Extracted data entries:
..........

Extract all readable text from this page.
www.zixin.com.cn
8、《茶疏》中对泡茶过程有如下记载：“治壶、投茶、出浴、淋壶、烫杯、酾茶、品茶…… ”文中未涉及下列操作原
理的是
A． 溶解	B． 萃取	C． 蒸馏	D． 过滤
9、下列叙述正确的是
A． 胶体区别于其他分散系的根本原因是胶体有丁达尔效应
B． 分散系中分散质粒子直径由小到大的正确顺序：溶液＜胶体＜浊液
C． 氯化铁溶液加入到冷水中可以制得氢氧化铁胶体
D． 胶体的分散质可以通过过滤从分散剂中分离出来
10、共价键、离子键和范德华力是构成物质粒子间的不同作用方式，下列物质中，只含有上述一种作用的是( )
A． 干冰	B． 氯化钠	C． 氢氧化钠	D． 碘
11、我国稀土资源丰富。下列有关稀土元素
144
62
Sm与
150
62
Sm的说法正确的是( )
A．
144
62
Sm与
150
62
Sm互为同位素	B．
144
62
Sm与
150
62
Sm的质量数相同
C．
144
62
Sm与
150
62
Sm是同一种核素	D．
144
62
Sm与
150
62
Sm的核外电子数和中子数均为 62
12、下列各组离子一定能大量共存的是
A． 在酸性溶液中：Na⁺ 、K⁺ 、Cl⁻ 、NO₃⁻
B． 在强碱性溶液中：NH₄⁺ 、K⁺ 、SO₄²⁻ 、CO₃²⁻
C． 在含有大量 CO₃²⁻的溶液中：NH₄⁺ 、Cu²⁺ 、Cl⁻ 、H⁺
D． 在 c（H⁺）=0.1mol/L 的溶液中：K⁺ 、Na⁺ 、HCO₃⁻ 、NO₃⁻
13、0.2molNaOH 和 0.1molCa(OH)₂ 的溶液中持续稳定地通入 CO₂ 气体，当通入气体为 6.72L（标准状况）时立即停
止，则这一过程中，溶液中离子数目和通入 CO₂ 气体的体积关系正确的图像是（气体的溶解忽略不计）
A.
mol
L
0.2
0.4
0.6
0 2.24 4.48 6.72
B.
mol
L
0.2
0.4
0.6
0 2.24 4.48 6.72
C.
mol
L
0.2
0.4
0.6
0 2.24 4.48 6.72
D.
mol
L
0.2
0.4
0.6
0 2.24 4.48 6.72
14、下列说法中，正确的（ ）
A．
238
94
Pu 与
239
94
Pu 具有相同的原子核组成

..........

> Aim:
Repeat every line of the data, exactly and in full.

> Exercise answer:
Extract all readable text from this page.
www.zixin.com.cn
8、《茶疏》中对泡茶过程有如下记载：“治壶、投茶、出浴、淋壶、烫杯、酾茶、品茶…… ”文中未涉及下列操作原
理的是
A． 溶解	B． 萃取	C． 蒸馏	D． 过滤
9、下列叙述正确的是
A． 胶体区别于其他分散系的根本原因是胶体有丁达尔效应
B． 分散系中分散质粒子直径由小到大的正确顺序：溶液＜胶体＜浊液
C． 氯化铁溶液加入到冷水中可以制得氢氧化铁胶体
D． 胶体的分散质可以通过过滤从分散剂中分离出来
10、共价键、离子键和范德华力是构成物质粒子间的不同作用方式，下列物质中，只含有上述一种作用的是( )
A． 干冰	B． 氯化钠	C． 氢氧化钠	D． 碘
11、我国稀土资源丰富。下列有关稀土元素
144
62
Sm与
150
62
Sm的说法正确的是( )
A．
144
62
Sm与
150
62
Sm互为同位素	B．
144
62
Sm与
150
62
Sm的质量数相同
C．
144
62
Sm与
150
62
Sm是同一种核素	D．
144
62
Sm与
150
62
Sm的核外电子数和中子数均为 62
12、下列各组离子一定能大量共存的是
A． 在酸性溶液中：Na⁺ 、K⁺ 、Cl⁻ 、NO₃⁻
B． 在强碱性溶液中：NH₄⁺ 、K⁺ 、SO₄²⁻ 、CO₃²⁻
C． 在含有大量 CO₃²⁻的溶液中：NH₄⁺ 、Cu²⁺ 、Cl⁻ 、H⁺
D． 在 c（H⁺）=0.1mol/L 的溶液中：K⁺ 、Na⁺ 、HCO₃⁻ 、NO₃⁻
13、0.2molNaOH 和 0.1molCa(OH)₂ 的溶液中持续稳定地通入 CO₂ 气体，当通入气体为 6.72L（标准状况）时立即停
止，则这一过程中，溶液中离子数目和通入 CO₂ 气体的体积关系正确的图像是（气体的溶解忽略不计）
A.
mol
L
0.2
0.4
0.6
0 2.24 4.48 6.72
B.
mol
L
0.2
0.4
0.6
0 2.24 4.48 6.72
C.
mol
L
0.2
0.4
0.6
0 2.24 4.48 6.72
D.
mol
L
0.2
0.4
0.6
0 2.24 4.48 6.72
14、下列说法中，正确的（ ）
A．
238
94
Pu 与
239
94
Pu 具有相同的原子核组成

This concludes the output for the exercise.